## REQUIRED TASK
Within the material below, find each line bearing the word "giải" and present it.
START
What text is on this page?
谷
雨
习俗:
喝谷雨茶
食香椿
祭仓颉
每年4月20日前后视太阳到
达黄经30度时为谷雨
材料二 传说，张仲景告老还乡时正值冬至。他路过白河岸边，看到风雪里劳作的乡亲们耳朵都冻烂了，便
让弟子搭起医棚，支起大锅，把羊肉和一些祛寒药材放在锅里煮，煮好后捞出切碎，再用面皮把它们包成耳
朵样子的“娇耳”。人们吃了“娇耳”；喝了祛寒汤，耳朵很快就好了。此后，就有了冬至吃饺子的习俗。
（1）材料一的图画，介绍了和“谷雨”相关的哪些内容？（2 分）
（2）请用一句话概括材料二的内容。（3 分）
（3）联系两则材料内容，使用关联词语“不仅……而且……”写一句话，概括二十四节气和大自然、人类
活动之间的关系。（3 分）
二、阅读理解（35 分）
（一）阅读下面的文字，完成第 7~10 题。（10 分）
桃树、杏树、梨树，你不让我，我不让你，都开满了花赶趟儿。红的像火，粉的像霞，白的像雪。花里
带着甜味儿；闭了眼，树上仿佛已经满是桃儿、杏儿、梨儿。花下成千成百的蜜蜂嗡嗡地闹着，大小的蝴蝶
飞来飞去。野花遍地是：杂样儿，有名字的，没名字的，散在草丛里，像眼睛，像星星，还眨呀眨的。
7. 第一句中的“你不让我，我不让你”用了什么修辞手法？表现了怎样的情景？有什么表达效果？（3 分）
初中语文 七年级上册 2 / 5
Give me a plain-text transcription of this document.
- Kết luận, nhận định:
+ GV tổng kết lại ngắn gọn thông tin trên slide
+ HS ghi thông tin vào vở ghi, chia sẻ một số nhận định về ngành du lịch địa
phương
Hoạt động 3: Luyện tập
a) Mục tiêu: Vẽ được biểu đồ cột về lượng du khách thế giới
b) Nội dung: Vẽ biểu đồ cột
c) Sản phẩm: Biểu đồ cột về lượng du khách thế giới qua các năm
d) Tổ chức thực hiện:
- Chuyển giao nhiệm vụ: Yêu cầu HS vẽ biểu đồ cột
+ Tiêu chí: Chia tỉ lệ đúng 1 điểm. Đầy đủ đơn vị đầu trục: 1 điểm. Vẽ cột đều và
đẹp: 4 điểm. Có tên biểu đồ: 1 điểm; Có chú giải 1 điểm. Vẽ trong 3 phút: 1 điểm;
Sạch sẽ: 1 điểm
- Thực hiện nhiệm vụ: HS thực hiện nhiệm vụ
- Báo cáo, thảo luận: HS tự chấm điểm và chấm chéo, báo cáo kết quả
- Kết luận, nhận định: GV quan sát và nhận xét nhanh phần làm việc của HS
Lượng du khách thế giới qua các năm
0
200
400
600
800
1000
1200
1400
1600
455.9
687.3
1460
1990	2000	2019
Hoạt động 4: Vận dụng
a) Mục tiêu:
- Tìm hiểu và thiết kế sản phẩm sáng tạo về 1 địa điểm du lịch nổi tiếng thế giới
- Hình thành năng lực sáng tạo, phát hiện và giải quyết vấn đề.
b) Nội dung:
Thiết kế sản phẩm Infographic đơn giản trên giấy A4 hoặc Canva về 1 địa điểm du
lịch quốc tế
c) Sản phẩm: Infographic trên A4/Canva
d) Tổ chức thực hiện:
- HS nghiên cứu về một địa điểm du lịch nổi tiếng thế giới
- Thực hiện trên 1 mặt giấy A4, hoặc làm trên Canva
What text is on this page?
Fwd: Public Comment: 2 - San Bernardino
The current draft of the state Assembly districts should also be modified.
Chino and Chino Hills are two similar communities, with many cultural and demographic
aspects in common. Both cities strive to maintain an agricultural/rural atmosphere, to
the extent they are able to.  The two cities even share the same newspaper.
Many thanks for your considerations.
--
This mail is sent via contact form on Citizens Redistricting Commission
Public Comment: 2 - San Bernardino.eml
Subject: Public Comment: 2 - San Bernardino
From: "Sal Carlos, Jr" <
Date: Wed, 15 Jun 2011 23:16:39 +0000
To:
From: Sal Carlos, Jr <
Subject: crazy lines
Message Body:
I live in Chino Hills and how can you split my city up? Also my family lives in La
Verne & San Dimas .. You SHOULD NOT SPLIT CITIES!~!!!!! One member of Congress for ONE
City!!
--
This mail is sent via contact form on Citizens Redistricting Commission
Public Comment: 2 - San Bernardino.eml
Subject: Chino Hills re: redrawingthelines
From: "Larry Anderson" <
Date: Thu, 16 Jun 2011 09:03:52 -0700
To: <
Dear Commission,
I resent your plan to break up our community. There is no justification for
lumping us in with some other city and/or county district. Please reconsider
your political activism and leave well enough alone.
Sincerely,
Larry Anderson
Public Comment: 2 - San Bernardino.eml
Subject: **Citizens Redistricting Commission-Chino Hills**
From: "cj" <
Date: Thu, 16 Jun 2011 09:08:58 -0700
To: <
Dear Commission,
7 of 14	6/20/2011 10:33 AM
END
START
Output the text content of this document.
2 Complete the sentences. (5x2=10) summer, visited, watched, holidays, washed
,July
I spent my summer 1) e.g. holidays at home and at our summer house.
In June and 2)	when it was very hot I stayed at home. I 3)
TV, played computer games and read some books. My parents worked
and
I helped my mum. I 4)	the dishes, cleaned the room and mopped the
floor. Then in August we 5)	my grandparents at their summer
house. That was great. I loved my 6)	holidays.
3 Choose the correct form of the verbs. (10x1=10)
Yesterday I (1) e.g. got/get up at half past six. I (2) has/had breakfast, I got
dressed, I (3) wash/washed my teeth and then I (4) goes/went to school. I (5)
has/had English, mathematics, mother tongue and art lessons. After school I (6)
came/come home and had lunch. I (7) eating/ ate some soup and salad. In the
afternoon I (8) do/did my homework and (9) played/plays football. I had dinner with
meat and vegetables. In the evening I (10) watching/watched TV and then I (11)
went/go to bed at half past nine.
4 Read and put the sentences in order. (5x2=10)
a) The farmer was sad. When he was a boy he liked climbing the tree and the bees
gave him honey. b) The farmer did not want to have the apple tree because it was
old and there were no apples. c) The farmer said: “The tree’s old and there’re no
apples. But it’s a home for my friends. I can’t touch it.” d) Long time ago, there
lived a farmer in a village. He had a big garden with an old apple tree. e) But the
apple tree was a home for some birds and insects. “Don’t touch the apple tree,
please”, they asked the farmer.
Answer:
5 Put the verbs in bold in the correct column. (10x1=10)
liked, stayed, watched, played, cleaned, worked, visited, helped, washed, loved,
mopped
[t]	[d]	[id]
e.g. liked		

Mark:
END
START
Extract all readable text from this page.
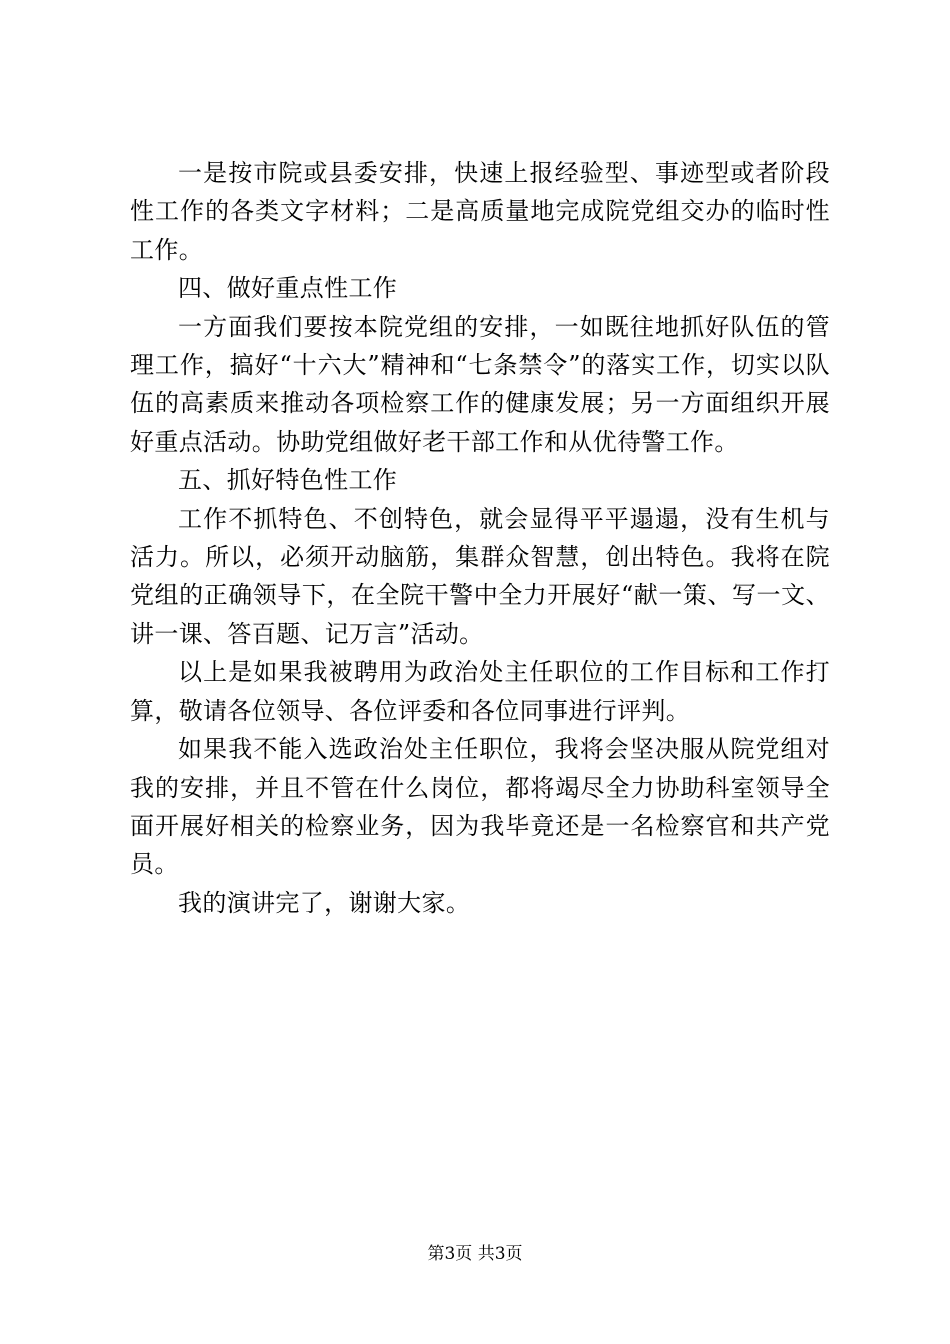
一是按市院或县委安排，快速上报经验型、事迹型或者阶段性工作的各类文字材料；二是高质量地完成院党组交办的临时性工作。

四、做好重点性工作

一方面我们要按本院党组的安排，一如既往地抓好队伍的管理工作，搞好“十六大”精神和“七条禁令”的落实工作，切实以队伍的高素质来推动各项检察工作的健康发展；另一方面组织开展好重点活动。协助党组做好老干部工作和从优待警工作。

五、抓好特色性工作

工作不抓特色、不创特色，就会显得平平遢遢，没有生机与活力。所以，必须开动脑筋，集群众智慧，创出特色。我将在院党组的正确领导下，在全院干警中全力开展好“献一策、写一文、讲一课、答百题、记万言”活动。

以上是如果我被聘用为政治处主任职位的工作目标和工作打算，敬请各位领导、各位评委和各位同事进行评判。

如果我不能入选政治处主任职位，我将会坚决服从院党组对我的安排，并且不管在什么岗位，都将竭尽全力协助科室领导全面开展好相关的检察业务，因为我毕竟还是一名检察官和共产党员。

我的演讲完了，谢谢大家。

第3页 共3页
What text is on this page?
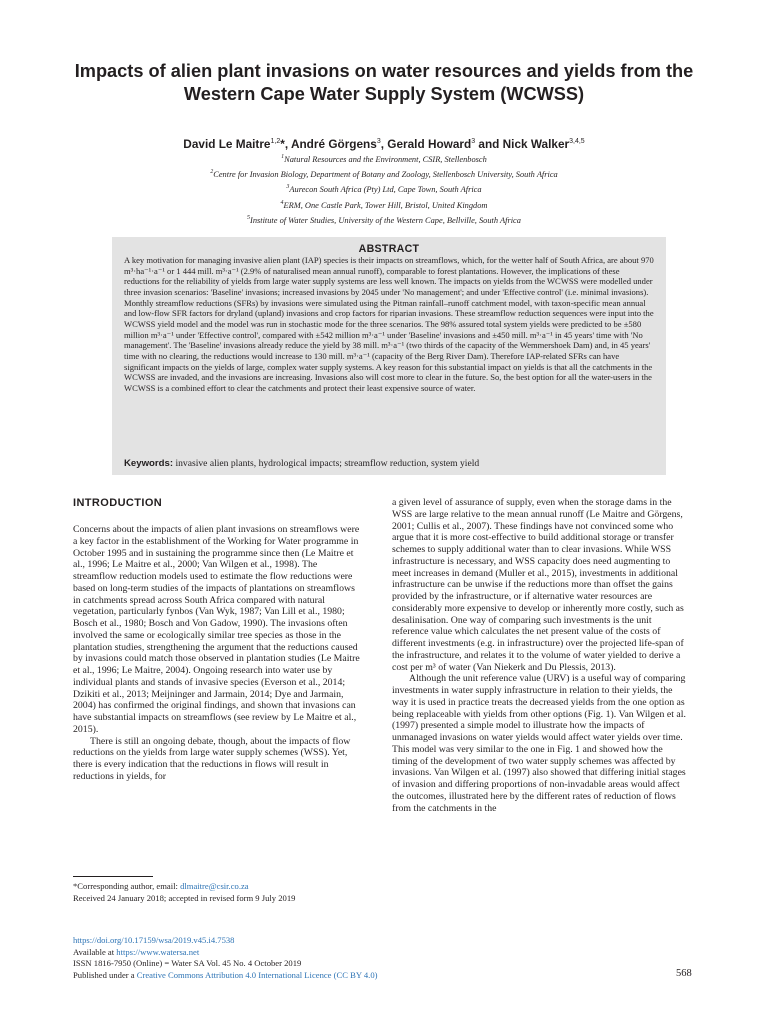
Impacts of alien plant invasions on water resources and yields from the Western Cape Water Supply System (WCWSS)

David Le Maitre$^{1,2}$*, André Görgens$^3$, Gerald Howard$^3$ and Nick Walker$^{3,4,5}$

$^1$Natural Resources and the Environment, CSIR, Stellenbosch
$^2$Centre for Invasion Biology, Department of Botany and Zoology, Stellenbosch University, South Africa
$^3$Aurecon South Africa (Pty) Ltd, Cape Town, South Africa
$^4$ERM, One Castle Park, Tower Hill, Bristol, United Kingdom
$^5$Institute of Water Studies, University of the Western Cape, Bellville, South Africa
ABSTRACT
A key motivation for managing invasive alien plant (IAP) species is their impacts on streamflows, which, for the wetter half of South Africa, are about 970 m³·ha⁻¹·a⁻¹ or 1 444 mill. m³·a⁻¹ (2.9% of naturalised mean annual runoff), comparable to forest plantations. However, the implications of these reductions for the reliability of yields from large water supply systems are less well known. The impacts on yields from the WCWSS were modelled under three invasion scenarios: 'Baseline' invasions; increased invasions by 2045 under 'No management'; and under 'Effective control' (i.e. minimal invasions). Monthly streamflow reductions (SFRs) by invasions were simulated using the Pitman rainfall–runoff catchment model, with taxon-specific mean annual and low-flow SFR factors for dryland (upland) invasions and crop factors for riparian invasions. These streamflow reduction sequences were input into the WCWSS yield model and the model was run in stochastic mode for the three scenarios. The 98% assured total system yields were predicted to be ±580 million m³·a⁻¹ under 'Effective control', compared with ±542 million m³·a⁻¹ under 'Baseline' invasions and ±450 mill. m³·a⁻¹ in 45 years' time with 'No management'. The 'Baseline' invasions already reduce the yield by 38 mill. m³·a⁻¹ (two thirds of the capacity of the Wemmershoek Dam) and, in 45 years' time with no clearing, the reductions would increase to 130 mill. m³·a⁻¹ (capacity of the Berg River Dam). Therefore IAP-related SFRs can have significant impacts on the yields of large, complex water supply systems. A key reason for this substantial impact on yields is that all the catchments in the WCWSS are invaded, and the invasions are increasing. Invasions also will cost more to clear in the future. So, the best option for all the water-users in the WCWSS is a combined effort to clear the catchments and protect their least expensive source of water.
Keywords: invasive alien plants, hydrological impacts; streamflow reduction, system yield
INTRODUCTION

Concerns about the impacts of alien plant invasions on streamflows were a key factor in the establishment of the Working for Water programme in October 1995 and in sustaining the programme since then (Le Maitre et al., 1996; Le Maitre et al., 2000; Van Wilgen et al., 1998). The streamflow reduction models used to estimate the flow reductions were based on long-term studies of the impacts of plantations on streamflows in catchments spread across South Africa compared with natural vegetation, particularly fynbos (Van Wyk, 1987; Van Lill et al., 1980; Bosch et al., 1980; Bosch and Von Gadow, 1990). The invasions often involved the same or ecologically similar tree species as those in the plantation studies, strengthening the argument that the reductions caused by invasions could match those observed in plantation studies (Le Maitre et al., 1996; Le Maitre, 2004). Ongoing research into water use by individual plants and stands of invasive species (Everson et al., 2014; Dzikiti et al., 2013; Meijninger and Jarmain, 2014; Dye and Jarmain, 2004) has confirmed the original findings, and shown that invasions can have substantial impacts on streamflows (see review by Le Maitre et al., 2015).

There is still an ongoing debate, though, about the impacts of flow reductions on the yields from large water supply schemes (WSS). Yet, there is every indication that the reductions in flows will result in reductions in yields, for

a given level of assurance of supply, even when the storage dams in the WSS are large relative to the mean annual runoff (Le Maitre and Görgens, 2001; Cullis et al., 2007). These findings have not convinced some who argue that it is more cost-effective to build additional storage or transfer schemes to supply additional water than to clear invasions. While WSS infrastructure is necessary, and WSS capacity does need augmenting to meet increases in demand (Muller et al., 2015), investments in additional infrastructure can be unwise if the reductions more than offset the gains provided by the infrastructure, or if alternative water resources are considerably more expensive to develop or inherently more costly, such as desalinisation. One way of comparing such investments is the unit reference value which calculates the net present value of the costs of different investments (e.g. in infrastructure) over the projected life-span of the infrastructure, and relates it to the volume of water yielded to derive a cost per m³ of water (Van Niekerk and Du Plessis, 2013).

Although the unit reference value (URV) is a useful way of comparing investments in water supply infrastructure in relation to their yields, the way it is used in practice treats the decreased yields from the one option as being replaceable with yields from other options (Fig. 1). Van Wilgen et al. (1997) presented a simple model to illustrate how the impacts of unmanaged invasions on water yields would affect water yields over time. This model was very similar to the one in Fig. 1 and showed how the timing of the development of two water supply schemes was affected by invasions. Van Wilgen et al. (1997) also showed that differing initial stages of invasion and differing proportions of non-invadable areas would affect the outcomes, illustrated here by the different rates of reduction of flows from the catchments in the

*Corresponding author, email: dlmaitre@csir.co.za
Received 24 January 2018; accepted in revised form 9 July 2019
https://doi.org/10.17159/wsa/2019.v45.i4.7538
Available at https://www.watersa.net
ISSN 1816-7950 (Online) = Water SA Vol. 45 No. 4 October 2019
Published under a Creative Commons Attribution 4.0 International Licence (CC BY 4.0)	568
END
## SOLUTION FOR THIS TASK
đẹp: 4 điểm. Có tên biểu đồ: 1 điểm; Có chú giải 1 điểm. Vẽ trong 3 phút: 1 điểm;
- Hình thành năng lực sáng tạo, phát hiện và giải quyết vấn đề.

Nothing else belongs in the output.